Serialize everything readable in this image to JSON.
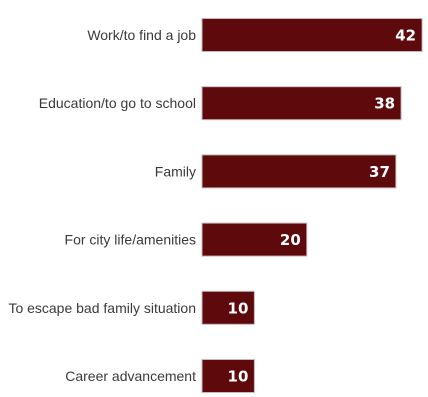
{
  "colors": {
    "bar": "#5e0a0c",
    "bar_edge": "#c9b8b8",
    "label": "#3a3a3a",
    "value_text": "#ffffff"
  },
  "chart_data": {
    "type": "bar",
    "orientation": "horizontal",
    "categories": [
      "Work/to find a job",
      "Education/to go to school",
      "Family",
      "For city life/amenities",
      "To escape bad family situation",
      "Career advancement"
    ],
    "values": [
      42,
      38,
      37,
      20,
      10,
      10
    ],
    "data_labels": [
      "42",
      "38",
      "37",
      "20",
      "10",
      "10"
    ],
    "title": "",
    "xlabel": "",
    "ylabel": "",
    "xlim": [
      0,
      42
    ],
    "grid": false,
    "legend": "none"
  }
}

------------------------------------

- What you will do -
Each entry should be repeated exactly as it appears; the pictures stay out.

- Solved exercise -
Serialize everything readable in this image to JSON.
{
  "colors": {
    "bar": "#5e0a0c",
    "bar_edge": "#c9b8b8",
    "label": "#3a3a3a",
    "value_text": "#ffffff"
  },
  "chart_data": {
    "type": "bar",
    "orientation": "horizontal",
    "categories": [
      "Work/to find a job",
      "Education/to go to school",
      "Family",
      "For city life/amenities",
      "To escape bad family situation",
      "Career advancement"
    ],
    "values": [
      42,
      38,
      37,
      20,
      10,
      10
    ],
    "data_labels": [
      "42",
      "38",
      "37",
      "20",
      "10",
      "10"
    ],
    "title": "",
    "xlabel": "",
    "ylabel": "",
    "xlim": [
      0,
      42
    ],
    "grid": false,
    "legend": "none"
  }
}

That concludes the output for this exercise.